Exercise brief> Work out how many lines of the material below mention the word "subtitle"; reply with the number only.

Figure dataset records:
begin

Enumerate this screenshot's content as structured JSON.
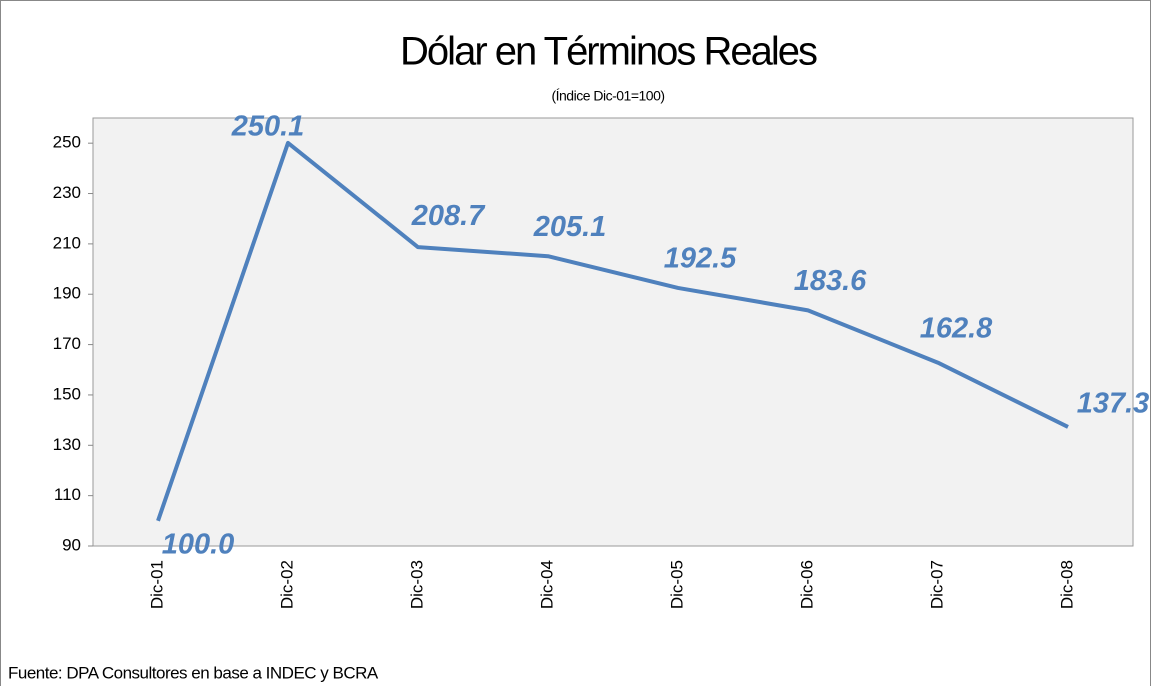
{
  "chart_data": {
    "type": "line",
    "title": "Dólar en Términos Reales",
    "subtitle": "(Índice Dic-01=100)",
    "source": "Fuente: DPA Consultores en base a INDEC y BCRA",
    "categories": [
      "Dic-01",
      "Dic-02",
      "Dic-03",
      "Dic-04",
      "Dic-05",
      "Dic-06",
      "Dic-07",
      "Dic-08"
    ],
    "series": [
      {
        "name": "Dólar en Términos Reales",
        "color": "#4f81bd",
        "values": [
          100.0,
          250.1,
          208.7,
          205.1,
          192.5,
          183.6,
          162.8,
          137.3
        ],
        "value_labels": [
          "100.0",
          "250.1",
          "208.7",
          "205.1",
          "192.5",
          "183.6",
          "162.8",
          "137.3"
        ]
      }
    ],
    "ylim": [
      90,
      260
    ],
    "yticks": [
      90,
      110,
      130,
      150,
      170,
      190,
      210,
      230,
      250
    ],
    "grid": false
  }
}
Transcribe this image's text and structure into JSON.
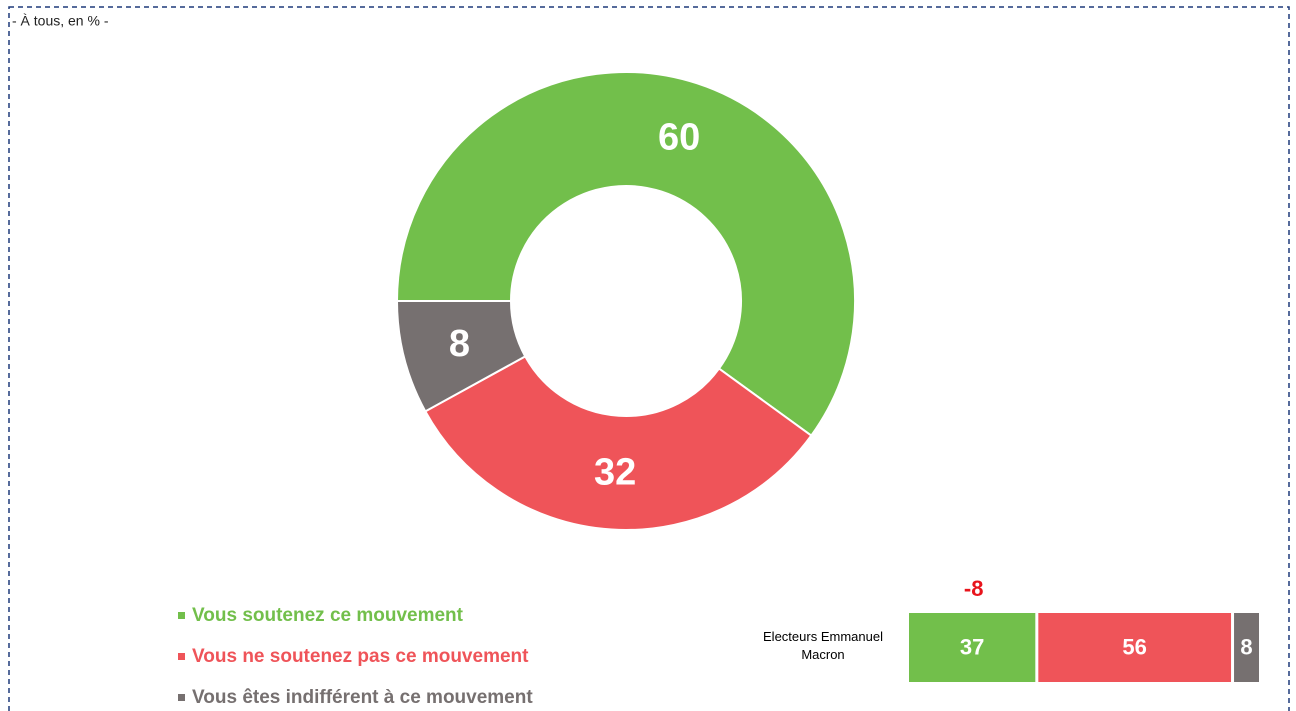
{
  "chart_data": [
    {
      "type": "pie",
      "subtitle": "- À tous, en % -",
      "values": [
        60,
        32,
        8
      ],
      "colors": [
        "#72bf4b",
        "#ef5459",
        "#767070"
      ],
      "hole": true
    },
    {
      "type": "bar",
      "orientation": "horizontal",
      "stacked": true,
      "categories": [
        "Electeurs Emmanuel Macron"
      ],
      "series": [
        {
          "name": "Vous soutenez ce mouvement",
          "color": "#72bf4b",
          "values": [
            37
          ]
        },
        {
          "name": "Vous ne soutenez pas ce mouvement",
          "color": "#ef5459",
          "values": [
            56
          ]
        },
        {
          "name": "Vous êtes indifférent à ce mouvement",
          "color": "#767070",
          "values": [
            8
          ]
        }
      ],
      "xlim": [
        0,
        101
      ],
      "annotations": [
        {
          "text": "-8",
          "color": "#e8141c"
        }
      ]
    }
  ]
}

end
begin

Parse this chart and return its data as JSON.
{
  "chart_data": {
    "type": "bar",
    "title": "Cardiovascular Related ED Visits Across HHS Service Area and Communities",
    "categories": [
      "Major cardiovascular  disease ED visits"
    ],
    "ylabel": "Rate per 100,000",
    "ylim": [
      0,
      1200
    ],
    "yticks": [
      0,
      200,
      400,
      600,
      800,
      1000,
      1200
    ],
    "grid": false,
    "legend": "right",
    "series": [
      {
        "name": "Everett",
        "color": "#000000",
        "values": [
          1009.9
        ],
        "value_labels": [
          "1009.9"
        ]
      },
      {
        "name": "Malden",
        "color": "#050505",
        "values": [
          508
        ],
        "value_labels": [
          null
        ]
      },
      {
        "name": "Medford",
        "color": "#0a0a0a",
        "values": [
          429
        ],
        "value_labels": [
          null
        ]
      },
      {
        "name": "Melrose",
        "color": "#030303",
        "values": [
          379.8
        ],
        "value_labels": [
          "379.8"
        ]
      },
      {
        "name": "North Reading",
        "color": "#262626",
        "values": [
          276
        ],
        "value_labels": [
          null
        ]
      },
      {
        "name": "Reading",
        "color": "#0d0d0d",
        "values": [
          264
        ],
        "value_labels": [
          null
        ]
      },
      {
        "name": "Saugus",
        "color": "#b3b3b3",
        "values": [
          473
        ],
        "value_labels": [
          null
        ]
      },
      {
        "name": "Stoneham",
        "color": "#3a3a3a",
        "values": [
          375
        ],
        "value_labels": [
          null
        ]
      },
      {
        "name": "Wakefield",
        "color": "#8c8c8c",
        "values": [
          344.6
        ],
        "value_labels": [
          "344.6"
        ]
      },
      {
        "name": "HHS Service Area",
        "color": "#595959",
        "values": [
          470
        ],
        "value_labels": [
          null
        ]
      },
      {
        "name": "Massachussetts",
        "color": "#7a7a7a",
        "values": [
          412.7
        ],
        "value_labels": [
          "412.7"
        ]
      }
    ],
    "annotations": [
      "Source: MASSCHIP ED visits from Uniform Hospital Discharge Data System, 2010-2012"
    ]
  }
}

end

Correct response> 2